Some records
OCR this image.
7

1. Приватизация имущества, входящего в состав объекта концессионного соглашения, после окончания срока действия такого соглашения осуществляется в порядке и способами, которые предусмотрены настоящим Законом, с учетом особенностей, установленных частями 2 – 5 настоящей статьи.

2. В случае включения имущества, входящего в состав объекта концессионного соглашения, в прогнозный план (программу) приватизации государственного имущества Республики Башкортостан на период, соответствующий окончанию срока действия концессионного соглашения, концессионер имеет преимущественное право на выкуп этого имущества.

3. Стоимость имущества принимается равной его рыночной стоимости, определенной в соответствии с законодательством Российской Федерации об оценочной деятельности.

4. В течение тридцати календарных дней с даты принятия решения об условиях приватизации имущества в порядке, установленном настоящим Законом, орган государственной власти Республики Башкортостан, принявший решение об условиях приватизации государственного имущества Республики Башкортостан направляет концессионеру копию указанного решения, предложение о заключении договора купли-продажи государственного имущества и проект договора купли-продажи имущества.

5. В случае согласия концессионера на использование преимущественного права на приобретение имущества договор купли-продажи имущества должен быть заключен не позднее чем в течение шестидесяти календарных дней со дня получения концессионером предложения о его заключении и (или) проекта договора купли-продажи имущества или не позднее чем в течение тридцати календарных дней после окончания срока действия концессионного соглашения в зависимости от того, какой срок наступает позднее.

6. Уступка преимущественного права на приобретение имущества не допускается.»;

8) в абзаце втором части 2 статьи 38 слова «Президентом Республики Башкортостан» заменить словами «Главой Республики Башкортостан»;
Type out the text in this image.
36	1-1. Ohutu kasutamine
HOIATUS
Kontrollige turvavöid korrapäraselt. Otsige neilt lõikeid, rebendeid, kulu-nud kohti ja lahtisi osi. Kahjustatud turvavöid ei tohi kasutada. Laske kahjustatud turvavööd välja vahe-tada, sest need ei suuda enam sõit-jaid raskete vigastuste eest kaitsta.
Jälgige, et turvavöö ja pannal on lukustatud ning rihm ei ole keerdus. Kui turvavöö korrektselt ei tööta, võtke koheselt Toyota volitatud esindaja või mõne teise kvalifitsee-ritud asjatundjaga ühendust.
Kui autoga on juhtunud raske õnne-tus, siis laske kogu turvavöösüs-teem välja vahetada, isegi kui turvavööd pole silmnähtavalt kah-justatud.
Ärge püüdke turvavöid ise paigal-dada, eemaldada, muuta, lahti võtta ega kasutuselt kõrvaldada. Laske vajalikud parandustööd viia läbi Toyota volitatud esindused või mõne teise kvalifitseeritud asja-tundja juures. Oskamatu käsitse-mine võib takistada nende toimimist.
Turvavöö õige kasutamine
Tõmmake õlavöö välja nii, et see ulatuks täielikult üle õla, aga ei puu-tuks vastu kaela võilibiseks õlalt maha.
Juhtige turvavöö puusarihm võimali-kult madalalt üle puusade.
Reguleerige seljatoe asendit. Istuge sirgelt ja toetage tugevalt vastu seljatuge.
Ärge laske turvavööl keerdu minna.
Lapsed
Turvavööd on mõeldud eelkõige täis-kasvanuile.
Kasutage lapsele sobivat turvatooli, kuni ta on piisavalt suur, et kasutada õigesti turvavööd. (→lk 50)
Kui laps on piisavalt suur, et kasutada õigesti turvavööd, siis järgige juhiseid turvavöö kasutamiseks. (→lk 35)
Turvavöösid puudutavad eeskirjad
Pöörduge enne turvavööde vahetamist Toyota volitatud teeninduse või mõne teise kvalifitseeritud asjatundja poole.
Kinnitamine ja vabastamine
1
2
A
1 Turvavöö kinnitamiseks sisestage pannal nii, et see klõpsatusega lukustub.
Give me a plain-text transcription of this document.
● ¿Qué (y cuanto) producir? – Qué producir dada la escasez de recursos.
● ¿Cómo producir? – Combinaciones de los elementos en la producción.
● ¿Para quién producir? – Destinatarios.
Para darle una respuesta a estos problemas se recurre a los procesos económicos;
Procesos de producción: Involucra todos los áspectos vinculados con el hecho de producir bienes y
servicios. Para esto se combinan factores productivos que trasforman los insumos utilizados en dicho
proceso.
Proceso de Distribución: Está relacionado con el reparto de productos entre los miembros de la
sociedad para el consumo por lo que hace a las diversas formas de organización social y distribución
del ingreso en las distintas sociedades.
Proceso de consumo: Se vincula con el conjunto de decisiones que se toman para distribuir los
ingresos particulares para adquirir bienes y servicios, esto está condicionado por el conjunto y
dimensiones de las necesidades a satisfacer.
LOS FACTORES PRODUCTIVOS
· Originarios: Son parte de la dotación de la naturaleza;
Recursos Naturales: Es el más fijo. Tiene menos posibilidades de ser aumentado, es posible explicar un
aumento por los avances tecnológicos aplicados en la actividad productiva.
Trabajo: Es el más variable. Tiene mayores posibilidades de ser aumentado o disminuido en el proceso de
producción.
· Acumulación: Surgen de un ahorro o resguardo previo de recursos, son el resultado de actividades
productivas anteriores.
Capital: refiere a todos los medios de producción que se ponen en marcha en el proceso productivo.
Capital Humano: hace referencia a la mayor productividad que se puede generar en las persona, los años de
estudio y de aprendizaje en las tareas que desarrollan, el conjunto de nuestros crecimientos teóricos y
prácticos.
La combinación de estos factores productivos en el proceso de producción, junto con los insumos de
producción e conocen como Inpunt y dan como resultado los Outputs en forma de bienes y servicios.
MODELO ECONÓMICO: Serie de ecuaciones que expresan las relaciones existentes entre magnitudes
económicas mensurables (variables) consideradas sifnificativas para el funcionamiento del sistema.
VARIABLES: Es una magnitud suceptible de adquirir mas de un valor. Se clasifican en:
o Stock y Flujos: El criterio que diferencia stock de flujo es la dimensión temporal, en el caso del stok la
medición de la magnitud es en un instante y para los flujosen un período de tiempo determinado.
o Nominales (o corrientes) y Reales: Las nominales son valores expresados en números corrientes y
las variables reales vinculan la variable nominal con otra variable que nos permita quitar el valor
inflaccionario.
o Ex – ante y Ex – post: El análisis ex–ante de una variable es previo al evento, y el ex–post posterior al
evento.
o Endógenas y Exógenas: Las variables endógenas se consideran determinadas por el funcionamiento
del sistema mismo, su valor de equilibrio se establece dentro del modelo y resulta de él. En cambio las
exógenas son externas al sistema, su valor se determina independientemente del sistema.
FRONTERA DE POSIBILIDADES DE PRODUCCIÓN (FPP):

EXERCISE: Only the number is needed: state how many lines in the listing contain "sistema".

RESPONSE: 3